Instructions for the task → Find every line below that contains the word "display" and copy it out.

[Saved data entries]
******

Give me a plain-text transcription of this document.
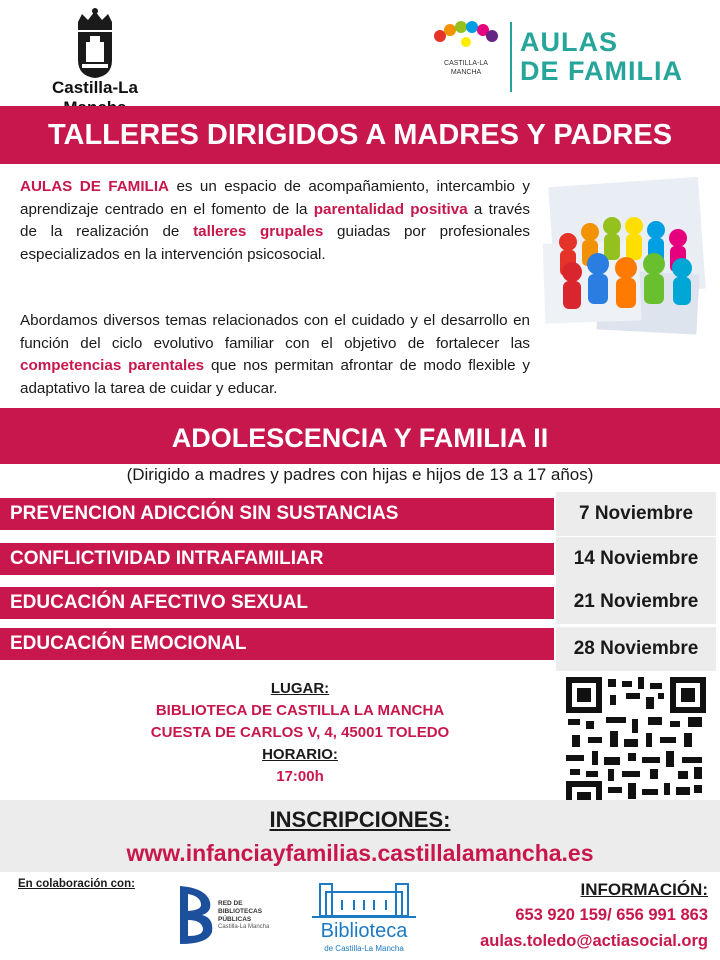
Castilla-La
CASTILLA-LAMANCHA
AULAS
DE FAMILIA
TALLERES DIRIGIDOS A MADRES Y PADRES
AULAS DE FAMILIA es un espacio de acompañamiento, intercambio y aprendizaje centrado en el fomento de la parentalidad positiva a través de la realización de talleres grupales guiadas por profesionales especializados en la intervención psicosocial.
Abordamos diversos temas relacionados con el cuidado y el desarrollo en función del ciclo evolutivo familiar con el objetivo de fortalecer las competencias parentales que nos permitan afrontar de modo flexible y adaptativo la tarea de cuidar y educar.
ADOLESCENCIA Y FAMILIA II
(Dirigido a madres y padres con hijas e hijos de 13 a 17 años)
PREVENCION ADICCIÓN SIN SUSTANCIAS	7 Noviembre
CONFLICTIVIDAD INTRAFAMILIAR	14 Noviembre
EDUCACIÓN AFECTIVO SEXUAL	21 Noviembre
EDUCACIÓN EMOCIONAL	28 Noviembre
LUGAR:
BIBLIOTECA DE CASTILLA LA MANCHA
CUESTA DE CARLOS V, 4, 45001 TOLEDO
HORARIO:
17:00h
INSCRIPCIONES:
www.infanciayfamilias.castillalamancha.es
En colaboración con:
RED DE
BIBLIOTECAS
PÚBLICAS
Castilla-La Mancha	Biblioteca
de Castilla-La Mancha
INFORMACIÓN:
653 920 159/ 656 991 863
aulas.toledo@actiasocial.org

******

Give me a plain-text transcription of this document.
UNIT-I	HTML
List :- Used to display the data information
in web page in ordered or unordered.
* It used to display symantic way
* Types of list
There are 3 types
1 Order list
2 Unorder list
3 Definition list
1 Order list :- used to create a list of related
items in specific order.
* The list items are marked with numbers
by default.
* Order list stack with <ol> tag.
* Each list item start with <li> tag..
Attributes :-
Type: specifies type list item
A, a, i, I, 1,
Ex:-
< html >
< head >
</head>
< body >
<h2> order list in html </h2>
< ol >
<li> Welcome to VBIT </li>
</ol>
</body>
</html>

******

Solution to this problem →
List :- Used to display the data information
* It used to display symantic way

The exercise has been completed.